> What you should do
Pull every line of the entries that has the word "этом".

> Extracted data entries
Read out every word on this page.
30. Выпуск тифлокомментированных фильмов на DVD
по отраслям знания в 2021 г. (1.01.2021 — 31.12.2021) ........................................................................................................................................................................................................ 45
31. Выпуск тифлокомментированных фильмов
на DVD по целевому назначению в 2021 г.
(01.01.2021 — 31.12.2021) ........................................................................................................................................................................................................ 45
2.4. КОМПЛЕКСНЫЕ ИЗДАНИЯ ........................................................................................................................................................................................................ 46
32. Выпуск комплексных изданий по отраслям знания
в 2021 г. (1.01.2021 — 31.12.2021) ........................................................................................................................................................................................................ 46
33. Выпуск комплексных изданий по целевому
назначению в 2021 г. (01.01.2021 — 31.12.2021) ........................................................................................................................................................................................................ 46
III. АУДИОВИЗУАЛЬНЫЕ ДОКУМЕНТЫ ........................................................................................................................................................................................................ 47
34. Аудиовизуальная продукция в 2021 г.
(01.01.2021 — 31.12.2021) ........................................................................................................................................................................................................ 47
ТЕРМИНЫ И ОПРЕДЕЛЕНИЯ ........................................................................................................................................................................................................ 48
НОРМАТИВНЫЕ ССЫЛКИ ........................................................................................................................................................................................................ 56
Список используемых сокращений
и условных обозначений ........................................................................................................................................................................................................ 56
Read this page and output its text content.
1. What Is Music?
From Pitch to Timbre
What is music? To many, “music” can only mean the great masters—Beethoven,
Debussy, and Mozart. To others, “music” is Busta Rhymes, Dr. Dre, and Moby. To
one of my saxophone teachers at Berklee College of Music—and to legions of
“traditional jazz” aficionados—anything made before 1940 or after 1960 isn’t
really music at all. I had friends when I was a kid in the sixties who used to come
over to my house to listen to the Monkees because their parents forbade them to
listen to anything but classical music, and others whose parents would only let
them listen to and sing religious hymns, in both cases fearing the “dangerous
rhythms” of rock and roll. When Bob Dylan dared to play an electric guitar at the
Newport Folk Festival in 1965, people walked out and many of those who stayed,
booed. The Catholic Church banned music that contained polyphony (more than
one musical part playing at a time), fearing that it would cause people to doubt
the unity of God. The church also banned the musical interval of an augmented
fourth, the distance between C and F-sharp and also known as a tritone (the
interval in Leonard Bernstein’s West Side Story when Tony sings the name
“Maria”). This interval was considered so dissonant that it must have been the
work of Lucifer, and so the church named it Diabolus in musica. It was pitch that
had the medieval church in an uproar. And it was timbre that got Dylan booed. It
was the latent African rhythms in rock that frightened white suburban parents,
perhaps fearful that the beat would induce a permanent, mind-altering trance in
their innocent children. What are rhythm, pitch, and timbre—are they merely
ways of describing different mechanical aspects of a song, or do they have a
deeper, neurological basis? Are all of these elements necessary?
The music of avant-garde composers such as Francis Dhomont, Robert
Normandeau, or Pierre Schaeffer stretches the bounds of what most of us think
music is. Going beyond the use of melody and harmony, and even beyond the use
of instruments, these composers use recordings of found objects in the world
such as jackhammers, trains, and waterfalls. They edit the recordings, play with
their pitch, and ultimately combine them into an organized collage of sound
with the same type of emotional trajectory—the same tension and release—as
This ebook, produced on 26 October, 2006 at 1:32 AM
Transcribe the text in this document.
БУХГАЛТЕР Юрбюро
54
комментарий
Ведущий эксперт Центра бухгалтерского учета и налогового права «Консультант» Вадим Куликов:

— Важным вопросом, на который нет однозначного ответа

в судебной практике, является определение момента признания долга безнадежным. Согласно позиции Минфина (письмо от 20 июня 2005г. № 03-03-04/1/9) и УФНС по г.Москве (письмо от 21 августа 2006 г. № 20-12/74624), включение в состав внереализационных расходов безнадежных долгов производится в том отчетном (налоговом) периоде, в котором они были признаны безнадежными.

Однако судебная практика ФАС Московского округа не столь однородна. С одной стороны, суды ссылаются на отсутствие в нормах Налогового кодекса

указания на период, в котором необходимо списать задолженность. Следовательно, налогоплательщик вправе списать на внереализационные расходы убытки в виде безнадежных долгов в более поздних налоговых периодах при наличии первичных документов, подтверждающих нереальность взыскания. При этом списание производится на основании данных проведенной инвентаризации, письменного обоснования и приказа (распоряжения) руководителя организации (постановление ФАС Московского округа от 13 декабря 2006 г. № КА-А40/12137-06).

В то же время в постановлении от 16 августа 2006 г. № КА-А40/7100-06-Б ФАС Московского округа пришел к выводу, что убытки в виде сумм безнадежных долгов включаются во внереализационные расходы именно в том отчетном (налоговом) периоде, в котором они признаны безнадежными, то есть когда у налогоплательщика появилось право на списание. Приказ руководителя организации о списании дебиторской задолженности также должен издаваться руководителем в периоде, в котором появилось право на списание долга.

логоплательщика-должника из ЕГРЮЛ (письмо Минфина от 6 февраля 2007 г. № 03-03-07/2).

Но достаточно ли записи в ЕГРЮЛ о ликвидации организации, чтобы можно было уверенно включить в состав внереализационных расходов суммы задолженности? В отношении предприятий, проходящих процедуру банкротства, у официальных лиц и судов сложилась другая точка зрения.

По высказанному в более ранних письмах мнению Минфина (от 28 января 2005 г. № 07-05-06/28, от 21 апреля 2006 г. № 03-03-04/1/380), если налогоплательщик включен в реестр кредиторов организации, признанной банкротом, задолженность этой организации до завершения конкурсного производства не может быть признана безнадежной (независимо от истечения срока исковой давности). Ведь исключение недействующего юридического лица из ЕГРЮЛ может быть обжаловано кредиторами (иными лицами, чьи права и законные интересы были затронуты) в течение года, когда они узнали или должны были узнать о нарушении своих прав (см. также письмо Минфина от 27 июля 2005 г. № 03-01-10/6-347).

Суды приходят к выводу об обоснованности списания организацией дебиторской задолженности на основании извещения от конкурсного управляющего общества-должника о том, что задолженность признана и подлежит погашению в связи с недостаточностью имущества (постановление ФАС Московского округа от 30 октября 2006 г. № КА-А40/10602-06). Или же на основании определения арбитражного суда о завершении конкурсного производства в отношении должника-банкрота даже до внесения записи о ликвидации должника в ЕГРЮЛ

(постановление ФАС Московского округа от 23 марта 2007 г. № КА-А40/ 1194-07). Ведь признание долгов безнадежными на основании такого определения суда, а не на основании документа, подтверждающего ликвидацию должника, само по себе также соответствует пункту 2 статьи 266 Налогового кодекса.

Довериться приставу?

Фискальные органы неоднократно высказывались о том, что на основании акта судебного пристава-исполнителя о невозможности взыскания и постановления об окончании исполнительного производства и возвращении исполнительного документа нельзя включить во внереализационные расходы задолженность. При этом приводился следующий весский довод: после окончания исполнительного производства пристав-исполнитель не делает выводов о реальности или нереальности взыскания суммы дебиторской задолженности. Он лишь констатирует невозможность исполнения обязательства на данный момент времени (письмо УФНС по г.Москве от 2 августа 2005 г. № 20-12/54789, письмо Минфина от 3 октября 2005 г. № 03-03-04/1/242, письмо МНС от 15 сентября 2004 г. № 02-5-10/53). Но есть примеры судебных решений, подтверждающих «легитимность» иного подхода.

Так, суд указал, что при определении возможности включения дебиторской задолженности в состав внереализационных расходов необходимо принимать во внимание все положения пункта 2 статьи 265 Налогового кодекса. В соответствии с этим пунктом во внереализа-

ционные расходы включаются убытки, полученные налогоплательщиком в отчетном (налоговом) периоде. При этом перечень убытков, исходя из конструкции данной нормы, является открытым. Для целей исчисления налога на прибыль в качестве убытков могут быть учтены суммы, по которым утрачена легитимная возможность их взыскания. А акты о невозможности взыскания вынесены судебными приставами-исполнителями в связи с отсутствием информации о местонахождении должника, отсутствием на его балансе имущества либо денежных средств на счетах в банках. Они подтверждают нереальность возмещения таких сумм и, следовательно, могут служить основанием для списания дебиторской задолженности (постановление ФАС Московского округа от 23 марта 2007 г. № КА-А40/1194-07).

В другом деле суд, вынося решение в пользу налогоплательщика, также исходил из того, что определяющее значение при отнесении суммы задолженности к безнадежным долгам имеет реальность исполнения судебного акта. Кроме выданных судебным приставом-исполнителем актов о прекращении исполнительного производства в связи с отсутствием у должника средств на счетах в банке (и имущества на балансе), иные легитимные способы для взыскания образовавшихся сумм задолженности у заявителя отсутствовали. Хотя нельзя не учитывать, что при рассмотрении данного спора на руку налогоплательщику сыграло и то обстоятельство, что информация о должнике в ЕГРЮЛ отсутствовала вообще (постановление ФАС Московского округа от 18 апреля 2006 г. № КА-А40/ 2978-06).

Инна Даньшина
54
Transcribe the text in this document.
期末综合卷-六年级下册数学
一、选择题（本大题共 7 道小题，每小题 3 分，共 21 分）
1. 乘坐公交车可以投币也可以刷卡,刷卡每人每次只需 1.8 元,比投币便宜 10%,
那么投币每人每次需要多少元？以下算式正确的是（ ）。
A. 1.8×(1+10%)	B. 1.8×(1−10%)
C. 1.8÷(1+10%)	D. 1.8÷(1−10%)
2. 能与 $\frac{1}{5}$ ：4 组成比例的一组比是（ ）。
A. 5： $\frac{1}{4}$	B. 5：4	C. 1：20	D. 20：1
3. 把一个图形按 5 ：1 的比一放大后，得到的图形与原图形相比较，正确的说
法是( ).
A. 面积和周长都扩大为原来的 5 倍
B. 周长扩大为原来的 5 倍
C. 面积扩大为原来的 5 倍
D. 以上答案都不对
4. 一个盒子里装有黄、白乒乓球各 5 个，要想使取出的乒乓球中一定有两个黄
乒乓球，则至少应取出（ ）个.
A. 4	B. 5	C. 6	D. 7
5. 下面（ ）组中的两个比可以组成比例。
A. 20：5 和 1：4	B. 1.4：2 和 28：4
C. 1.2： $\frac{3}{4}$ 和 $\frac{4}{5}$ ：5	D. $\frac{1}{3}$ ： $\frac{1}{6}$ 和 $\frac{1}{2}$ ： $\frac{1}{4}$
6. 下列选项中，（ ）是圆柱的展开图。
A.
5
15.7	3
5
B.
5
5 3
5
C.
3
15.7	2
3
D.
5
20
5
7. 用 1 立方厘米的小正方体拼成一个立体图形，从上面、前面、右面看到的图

> Expected answer
указания на период, в котором необходимо списать задолженность. Следовательно, налогоплательщик вправе списать на внереализационные расходы убытки в виде безнадежных долгов в более поздних налоговых периодах при наличии первичных документов, подтверждающих нереальность взыскания. При этом списание производится на основании данных проведенной инвентаризации, письменного обоснования и приказа (распоряжения) руководителя организации (постановление ФАС Московского округа от 13 декабря 2006 г. № КА-А40/12137-06).
Фискальные органы неоднократно высказывались о том, что на основании акта судебного пристава-исполнителя о невозможности взыскания и постановления об окончании исполнительного производства и возвращении исполнительного документа нельзя включить во внереализационные расходы задолженность. При этом приводился следующий весский довод: после окончания исполнительного производства пристав-исполнитель не делает выводов о реальности или нереальности взыскания суммы дебиторской задолженности. Он лишь констатирует невозможность исполнения обязательства на данный момент времени (письмо УФНС по г.Москве от 2 августа 2005 г. № 20-12/54789, письмо Минфина от 3 октября 2005 г. № 03-03-04/1/242, письмо МНС от 15 сентября 2004 г. № 02-5-10/53). Но есть примеры судебных решений, подтверждающих «легитимность» иного подхода.
ционные расходы включаются убытки, полученные налогоплательщиком в отчетном (налоговом) периоде. При этом перечень убытков, исходя из конструкции данной нормы, является открытым. Для целей исчисления налога на прибыль в качестве убытков могут быть учтены суммы, по которым утрачена легитимная возможность их взыскания. А акты о невозможности взыскания вынесены судебными приставами-исполнителями в связи с отсутствием информации о местонахождении должника, отсутствием на его балансе имущества либо денежных средств на счетах в банках. Они подтверждают нереальность возмещения таких сумм и, следовательно, могут служить основанием для списания дебиторской задолженности (постановление ФАС Московского округа от 23 марта 2007 г. № КА-А40/1194-07).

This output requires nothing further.